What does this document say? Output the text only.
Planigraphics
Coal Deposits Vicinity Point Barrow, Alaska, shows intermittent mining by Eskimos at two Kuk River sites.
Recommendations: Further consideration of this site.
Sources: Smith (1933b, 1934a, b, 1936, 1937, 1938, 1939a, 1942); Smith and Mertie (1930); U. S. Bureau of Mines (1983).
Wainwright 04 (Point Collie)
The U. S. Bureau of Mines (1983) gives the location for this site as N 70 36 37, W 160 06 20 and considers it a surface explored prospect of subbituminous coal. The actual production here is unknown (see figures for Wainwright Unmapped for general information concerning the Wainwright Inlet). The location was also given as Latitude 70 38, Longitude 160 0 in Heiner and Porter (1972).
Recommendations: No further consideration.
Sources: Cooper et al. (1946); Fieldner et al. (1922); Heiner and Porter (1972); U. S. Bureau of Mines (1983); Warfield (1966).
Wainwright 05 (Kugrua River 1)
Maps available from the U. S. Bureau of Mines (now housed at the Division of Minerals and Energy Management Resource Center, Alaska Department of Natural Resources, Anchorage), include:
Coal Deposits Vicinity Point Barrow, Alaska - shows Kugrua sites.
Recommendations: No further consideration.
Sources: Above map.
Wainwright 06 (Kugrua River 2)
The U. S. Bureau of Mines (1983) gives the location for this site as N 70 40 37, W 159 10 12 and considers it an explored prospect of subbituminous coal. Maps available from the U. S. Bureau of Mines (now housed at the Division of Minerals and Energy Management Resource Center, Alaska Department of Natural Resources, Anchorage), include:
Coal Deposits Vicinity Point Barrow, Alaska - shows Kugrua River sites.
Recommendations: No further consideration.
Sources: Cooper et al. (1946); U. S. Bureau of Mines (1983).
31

____

- [TASK INSTRUCTIONS]: Every entry needs to be retyped exactly.

- [WORKED SOLUTION]:
What does this document say? Output the text only.
Planigraphics
Coal Deposits Vicinity Point Barrow, Alaska, shows intermittent mining by Eskimos at two Kuk River sites.
Recommendations: Further consideration of this site.
Sources: Smith (1933b, 1934a, b, 1936, 1937, 1938, 1939a, 1942); Smith and Mertie (1930); U. S. Bureau of Mines (1983).
Wainwright 04 (Point Collie)
The U. S. Bureau of Mines (1983) gives the location for this site as N 70 36 37, W 160 06 20 and considers it a surface explored prospect of subbituminous coal. The actual production here is unknown (see figures for Wainwright Unmapped for general information concerning the Wainwright Inlet). The location was also given as Latitude 70 38, Longitude 160 0 in Heiner and Porter (1972).
Recommendations: No further consideration.
Sources: Cooper et al. (1946); Fieldner et al. (1922); Heiner and Porter (1972); U. S. Bureau of Mines (1983); Warfield (1966).
Wainwright 05 (Kugrua River 1)
Maps available from the U. S. Bureau of Mines (now housed at the Division of Minerals and Energy Management Resource Center, Alaska Department of Natural Resources, Anchorage), include:
Coal Deposits Vicinity Point Barrow, Alaska - shows Kugrua sites.
Recommendations: No further consideration.
Sources: Above map.
Wainwright 06 (Kugrua River 2)
The U. S. Bureau of Mines (1983) gives the location for this site as N 70 40 37, W 159 10 12 and considers it an explored prospect of subbituminous coal. Maps available from the U. S. Bureau of Mines (now housed at the Division of Minerals and Energy Management Resource Center, Alaska Department of Natural Resources, Anchorage), include:
Coal Deposits Vicinity Point Barrow, Alaska - shows Kugrua River sites.
Recommendations: No further consideration.
Sources: Cooper et al. (1946); U. S. Bureau of Mines (1983).
31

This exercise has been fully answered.